YOUR INSTRUCTIONS |
Find every line with "маєш" in it, then report how many there are and nothing more.
** Begin **
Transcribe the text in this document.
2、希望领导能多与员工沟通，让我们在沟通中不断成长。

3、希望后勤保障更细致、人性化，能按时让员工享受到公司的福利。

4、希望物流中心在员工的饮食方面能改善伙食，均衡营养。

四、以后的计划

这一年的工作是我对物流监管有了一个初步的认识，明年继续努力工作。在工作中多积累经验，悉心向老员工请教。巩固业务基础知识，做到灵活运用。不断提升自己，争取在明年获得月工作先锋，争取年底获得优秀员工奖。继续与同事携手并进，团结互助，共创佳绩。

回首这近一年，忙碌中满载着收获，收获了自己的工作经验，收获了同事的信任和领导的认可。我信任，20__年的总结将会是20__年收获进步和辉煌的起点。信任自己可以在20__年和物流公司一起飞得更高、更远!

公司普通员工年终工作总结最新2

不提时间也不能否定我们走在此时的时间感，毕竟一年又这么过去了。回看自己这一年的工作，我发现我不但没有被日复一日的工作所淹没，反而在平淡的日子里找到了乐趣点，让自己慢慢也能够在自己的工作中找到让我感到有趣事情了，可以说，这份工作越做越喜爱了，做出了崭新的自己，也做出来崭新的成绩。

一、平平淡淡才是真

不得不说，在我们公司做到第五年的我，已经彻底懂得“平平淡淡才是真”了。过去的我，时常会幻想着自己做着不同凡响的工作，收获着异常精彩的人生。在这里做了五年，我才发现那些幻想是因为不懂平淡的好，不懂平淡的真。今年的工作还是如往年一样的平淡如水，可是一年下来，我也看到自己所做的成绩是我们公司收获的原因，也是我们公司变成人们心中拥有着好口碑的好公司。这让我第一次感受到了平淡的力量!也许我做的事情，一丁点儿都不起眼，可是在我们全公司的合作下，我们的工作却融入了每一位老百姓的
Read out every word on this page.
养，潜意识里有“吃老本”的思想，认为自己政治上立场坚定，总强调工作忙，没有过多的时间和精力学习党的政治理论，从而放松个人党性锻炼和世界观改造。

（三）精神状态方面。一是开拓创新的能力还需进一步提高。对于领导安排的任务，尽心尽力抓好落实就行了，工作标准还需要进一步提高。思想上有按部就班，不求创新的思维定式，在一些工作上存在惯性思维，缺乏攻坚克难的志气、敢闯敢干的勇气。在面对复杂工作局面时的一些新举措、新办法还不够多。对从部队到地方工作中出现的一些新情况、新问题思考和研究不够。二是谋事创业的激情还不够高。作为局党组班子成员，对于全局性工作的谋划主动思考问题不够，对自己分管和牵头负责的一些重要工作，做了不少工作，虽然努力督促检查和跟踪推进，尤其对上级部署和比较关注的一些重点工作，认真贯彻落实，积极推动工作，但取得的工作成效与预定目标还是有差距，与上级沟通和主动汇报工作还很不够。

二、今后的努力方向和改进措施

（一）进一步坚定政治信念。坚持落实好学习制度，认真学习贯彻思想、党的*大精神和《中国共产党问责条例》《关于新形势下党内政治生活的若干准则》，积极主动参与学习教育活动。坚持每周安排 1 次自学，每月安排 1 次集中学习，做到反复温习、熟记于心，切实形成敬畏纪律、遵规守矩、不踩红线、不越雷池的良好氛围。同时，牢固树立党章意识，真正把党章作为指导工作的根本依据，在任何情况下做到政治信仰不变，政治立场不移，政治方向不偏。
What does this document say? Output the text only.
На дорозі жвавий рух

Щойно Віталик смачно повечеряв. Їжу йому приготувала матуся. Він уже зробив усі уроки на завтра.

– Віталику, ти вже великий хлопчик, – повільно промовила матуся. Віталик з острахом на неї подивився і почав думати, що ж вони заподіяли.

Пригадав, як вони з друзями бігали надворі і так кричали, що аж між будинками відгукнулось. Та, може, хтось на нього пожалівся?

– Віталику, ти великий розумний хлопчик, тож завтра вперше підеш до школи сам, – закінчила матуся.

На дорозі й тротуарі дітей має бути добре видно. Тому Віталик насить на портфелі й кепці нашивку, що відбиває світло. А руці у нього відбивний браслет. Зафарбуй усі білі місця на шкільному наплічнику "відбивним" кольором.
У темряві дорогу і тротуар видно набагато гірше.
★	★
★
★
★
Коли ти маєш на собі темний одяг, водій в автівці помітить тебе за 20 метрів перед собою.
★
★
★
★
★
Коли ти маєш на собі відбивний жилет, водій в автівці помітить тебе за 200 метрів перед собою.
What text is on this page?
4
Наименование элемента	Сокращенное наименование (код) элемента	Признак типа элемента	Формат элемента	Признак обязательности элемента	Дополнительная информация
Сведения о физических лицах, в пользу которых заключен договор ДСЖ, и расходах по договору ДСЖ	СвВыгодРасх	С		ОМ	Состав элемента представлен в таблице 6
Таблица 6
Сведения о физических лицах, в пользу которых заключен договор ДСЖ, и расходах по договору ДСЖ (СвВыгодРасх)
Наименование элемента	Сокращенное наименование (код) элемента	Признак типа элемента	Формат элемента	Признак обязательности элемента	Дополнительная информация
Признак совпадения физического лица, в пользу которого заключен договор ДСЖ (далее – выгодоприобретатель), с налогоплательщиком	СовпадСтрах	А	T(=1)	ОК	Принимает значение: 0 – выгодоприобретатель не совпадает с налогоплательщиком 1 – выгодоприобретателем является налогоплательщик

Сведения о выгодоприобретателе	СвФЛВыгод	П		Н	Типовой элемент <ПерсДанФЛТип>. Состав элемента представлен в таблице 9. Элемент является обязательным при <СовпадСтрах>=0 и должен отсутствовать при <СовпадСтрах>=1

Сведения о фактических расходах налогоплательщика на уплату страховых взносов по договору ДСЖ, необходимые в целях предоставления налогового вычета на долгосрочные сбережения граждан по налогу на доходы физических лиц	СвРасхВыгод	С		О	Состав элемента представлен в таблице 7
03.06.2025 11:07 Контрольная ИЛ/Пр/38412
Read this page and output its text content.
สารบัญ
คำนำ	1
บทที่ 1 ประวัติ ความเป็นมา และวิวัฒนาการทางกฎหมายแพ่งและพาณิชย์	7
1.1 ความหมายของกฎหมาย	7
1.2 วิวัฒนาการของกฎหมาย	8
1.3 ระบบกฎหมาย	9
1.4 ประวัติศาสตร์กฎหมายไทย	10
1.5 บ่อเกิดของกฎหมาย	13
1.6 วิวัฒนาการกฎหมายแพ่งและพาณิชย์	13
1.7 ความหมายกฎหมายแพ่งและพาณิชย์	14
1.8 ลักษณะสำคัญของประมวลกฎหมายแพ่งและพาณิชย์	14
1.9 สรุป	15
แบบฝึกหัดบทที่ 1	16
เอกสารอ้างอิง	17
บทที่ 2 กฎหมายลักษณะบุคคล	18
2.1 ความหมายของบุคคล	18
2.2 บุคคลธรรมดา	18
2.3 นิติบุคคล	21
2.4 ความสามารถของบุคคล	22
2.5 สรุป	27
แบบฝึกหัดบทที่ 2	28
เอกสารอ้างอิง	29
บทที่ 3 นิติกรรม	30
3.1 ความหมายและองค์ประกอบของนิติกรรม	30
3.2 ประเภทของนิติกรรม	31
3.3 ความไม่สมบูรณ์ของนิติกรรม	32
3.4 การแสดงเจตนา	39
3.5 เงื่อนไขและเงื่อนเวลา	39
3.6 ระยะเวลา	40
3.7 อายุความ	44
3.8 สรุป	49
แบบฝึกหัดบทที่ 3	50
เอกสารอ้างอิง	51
** End **
TASK RESULT |
2